[Start of Attachment]

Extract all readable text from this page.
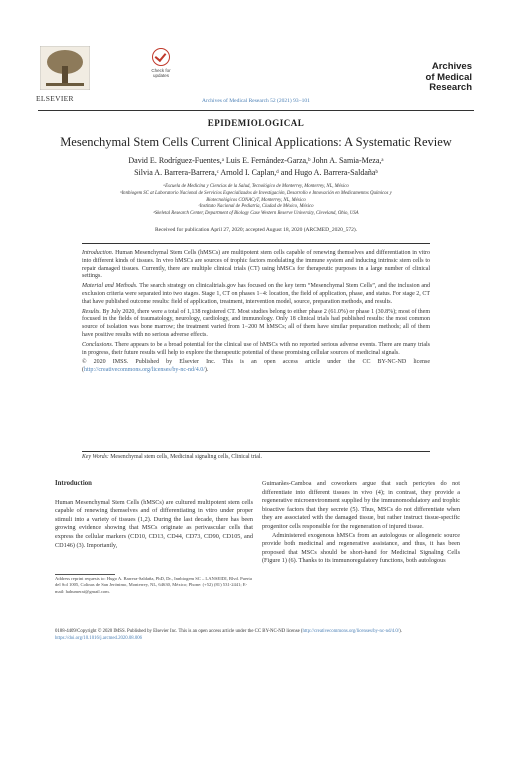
ELSEVIER
Check for updates
Archives
of Medical
Research
Archives of Medical Research 52 (2021) 93−101
EPIDEMIOLOGICAL
Mesenchymal Stem Cells Current Clinical Applications: A Systematic Review
David E. Rodríguez-Fuentes,ᵃ Luis E. Fernández-Garza,ᵇ John A. Samia-Meza,ᵃ
Silvia A. Barrera-Barrera,ᶜ Arnold I. Caplan,ᵈ and Hugo A. Barrera-Saldañaᵇ
ᵃEscuela de Medicina y Ciencias de la Salud, Tecnológico de Monterrey, Monterrey, NL, México
ᵇInnbiogem SC at Laboratorio Nacional de Servicios Especializados de Investigación, Desarrollo e Innovación en Medicamentos Químicos y
Biotecnológicos CONACyT, Monterrey, NL, México
ᶜInstituto Nacional de Pediatría, Ciudad de México, México
ᵈSkeletal Research Center, Department of Biology Case Western Reserve University, Cleveland, Ohio, USA
Received for publication April 27, 2020; accepted August 18, 2020 (ARCMED_2020_572).

Introduction. Human Mesenchymal Stem Cells (hMSCs) are multipotent stem cells capable of renewing themselves and differentiation in vitro into different kinds of tissues. In vivo hMSCs are sources of trophic factors modulating the immune system and inducing intrinsic stem cells to repair damaged tissues. Currently, there are multiple clinical trials (CT) using hMSCs for therapeutic purposes in a large number of clinical settings.

Material and Methods. The search strategy on clinicaltrials.gov has focused on the key term “Mesenchymal Stem Cells”, and the inclusion and exclusion criteria were separated into two stages. Stage 1, CT on phases 1−4: location, the field of application, phase, and status. For stage 2, CT that have published outcome results: field of application, treatment, intervention model, source, preparation methods, and results.

Results. By July 2020, there were a total of 1,138 registered CT. Most studies belong to either phase 2 (61.0%) or phase 1 (30.8%); most of them focused in the fields of traumatology, neurology, cardiology, and immunology. Only 18 clinical trials had published results: the most common source of isolation was bone marrow; the treatment varied from 1−200 M hMSCs; all of them have similar preparation methods; all of them have positive results with no serious adverse effects.

Conclusions. There appears to be a broad potential for the clinical use of hMSCs with no reported serious adverse events. There are many trials in progress, their future results will help to explore the therapeutic potential of these promising cellular sources of medicinal signals.

© 2020 IMSS. Published by Elsevier Inc. This is an open access article under the CC BY-NC-ND license (http://creativecommons.org/licenses/by-nc-nd/4.0/).

Key Words: Mesenchymal stem cells, Medicinal signaling cells, Clinical trial.
Introduction

Human Mesenchymal Stem Cells (hMSCs) are cultured multipotent stem cells capable of renewing themselves and of differentiating in vitro under proper stimuli into a variety of tissues (1,2). During the last decade, there has been growing evidence showing that MSCs originate as perivascular cells that express the cellular markers (CD10, CD13, CD44, CD73, CD90, CD105, and CD146) (3). Importantly,

Guimarães-Camboa and coworkers argue that such pericytes do not differentiate into different tissues in vivo (4); in contrast, they provide a regenerative microenvironment supplied by the immunomodulatory and trophic bioactive factors that they secrete (5). Thus, MSCs do not differentiate when they are associated with the damaged tissue, but rather instruct tissue-specific progenitor cells responsible for the regeneration of injured tissue.

Administered exogenous hMSCs from an autologous or allogeneic source provide both medicinal and regenerative assistance, and thus, it has been proposed that MSCs should be short-hand for Medicinal Signaling Cells (Figure 1) (6). Thanks to its immunoregulatory functions, both autologous

Address reprint requests to: Hugo A. Barrera-Saldaña, PhD, Dr., Innbiogem SC – LANSEIDI, Blvd. Puerta del Sol 1005, Colinas de San Jerónimo, Monterrey, NL, 64630, México; Phone: (+52) (81) 531-2441; E-mail: hahumerai@gmail.com.
0188-4409/Copyright © 2020 IMSS. Published by Elsevier Inc. This is an open access article under the CC BY-NC-ND license (http://creativecommons.org/licenses/by-nc-nd/4.0/).
https://doi.org/10.1016/j.arcmed.2020.08.006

[End of Attachment]

(Task description) From the entries above, pull out each line that includes "Research".

(Solved problem)
Research
Archives of Medical Research 52 (2021) 93−101
ᵈSkeletal Research Center, Department of Biology Case Western Reserve University, Cleveland, Ohio, USA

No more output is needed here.